What to produce: Below are some records. Copy every line in them that holds "nhất".

━━ Extracted records ━━

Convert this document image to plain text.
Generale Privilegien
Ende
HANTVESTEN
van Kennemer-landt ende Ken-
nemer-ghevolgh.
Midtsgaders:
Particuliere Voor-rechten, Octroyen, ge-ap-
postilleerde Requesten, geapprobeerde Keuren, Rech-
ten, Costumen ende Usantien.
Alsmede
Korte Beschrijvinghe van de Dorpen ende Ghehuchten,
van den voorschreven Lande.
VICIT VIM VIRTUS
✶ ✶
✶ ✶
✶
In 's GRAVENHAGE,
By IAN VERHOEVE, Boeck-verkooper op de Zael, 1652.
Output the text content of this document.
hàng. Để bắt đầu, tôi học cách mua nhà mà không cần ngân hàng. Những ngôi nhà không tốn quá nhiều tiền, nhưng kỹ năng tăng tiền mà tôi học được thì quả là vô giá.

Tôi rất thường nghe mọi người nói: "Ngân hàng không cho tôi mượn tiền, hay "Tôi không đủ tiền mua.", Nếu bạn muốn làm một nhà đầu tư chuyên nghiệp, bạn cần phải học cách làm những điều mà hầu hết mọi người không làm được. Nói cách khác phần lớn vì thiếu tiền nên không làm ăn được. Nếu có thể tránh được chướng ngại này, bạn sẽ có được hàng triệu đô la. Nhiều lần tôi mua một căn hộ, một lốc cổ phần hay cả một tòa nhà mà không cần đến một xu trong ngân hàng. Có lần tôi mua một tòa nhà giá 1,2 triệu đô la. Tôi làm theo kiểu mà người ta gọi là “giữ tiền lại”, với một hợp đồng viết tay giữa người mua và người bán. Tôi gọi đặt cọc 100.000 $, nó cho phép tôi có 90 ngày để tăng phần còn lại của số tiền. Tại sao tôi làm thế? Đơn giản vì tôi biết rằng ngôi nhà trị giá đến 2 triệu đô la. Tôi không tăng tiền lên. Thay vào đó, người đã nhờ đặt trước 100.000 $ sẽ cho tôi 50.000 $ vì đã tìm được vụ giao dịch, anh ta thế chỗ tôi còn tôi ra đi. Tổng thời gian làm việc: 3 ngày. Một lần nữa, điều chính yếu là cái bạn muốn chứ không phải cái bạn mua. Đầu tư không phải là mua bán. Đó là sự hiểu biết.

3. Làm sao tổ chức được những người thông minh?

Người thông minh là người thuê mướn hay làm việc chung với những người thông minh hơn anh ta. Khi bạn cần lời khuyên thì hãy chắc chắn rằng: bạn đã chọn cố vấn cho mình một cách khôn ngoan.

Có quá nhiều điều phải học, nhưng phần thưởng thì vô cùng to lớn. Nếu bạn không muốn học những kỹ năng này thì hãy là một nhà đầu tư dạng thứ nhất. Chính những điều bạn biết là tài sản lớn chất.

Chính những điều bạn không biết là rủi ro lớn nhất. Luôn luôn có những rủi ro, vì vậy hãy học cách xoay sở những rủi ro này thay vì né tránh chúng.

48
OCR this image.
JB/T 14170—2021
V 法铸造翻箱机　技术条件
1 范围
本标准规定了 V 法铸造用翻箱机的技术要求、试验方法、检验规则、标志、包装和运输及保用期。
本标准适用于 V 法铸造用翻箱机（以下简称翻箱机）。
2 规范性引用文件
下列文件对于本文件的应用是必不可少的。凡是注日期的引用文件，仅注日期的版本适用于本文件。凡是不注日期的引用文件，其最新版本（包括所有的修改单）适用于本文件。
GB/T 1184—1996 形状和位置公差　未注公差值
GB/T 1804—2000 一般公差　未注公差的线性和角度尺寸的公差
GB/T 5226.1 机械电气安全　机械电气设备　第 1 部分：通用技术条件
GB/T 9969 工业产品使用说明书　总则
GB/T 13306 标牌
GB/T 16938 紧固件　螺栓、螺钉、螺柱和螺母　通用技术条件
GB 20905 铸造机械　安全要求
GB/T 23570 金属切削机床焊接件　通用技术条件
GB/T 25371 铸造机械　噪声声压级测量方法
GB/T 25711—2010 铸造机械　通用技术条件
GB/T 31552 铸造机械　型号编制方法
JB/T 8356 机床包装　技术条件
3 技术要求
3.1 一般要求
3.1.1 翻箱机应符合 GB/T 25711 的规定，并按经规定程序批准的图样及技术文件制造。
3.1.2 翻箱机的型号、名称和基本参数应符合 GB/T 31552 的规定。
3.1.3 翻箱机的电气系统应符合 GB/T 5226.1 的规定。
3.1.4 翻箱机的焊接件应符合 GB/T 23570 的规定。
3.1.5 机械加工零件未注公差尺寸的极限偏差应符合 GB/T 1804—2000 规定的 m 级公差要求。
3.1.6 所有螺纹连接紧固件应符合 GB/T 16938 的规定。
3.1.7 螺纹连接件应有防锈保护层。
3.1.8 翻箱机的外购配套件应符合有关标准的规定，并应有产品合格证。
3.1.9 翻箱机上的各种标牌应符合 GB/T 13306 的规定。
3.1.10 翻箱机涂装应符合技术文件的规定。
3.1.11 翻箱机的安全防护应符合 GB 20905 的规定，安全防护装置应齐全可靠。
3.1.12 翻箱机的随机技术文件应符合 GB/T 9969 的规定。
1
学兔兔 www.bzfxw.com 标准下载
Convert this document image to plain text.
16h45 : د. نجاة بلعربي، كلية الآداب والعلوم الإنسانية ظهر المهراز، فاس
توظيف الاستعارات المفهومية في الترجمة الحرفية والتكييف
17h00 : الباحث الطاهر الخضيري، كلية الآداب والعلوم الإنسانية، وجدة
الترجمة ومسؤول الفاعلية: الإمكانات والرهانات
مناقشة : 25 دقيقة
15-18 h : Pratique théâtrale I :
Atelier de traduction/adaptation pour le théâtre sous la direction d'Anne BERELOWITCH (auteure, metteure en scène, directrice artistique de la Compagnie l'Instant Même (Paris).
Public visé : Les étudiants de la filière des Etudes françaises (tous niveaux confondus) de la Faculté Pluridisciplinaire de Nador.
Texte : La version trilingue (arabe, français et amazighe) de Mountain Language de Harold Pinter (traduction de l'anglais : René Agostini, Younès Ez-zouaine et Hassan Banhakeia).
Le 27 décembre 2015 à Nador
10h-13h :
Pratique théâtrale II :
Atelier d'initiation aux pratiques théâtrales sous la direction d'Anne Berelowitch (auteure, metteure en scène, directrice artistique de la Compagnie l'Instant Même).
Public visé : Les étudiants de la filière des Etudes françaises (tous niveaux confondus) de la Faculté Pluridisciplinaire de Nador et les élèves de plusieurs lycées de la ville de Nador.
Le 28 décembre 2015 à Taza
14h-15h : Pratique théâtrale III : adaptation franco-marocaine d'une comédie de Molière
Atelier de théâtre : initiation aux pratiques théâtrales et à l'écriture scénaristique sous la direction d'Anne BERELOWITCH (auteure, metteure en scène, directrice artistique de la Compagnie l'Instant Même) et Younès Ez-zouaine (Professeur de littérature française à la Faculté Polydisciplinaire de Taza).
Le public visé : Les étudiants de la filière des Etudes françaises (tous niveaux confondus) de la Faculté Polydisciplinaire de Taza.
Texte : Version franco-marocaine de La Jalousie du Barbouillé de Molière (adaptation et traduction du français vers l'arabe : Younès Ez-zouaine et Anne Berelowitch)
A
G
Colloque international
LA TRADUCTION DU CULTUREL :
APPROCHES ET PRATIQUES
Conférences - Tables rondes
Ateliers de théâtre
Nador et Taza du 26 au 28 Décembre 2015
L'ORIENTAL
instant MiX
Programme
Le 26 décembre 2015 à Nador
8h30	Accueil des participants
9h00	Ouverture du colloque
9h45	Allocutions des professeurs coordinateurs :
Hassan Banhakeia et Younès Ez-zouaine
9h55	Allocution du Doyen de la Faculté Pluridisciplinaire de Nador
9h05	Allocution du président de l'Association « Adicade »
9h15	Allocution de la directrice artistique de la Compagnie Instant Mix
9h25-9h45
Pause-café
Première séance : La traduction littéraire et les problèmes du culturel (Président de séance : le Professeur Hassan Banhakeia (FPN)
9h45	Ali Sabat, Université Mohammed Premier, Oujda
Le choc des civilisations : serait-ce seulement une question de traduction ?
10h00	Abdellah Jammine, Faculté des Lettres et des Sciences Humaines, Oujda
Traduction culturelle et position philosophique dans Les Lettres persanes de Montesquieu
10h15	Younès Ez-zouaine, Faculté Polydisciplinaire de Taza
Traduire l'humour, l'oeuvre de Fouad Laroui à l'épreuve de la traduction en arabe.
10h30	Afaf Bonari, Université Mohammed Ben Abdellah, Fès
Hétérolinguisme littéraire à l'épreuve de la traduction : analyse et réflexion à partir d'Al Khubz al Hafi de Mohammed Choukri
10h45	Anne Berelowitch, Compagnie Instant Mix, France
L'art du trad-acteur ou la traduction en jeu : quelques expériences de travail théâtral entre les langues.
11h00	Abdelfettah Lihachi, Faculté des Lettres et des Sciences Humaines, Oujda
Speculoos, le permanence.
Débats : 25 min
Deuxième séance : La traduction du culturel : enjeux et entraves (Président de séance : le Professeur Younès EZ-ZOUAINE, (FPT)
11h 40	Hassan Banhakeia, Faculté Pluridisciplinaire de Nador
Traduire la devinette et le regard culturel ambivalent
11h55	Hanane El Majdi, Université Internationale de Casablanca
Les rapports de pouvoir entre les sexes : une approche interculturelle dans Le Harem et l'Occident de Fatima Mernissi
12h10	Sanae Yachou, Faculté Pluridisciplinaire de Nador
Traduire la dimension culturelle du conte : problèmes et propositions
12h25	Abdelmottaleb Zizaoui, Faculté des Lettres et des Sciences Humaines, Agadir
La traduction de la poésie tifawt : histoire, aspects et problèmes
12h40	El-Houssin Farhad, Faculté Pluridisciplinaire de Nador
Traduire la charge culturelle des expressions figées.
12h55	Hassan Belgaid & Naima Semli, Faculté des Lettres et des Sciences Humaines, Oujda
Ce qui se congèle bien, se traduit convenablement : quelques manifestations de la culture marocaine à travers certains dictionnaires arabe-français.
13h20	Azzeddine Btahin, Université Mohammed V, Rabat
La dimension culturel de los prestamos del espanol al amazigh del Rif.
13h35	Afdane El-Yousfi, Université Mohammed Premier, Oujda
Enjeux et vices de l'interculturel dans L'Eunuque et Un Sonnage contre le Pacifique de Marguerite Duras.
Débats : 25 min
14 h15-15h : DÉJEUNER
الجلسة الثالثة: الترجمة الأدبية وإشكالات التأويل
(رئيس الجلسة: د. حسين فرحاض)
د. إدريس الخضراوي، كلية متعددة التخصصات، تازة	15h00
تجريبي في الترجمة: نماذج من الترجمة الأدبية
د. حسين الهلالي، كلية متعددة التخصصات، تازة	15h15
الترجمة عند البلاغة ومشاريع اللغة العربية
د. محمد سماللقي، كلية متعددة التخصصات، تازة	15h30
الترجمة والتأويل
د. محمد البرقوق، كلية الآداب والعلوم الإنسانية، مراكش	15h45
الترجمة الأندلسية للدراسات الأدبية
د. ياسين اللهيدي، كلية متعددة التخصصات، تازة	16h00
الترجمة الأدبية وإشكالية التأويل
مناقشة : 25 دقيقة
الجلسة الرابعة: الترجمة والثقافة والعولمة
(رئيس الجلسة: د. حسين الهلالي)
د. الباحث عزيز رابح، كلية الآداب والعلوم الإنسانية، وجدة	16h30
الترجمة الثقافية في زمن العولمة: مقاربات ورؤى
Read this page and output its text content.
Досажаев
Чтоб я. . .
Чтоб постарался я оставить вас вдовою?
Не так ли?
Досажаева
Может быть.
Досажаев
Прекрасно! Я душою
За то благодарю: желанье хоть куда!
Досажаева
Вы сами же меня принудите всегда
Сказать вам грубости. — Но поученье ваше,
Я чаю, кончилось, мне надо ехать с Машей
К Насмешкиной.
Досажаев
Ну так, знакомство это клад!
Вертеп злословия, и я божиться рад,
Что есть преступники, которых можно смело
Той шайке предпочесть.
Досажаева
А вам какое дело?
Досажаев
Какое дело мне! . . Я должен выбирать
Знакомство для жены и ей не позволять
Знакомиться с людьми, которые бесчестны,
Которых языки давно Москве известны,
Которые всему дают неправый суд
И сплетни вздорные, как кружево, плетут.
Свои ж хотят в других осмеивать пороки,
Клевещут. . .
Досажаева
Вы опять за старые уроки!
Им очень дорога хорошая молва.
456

━━━

Solution to the exercise:
Có quá nhiều điều phải học, nhưng phần thưởng thì vô cùng to lớn. Nếu bạn không muốn học những kỹ năng này thì hãy là một nhà đầu tư dạng thứ nhất. Chính những điều bạn biết là tài sản lớn chất.
Chính những điều bạn không biết là rủi ro lớn nhất. Luôn luôn có những rủi ro, vì vậy hãy học cách xoay sở những rủi ro này thay vì né tránh chúng.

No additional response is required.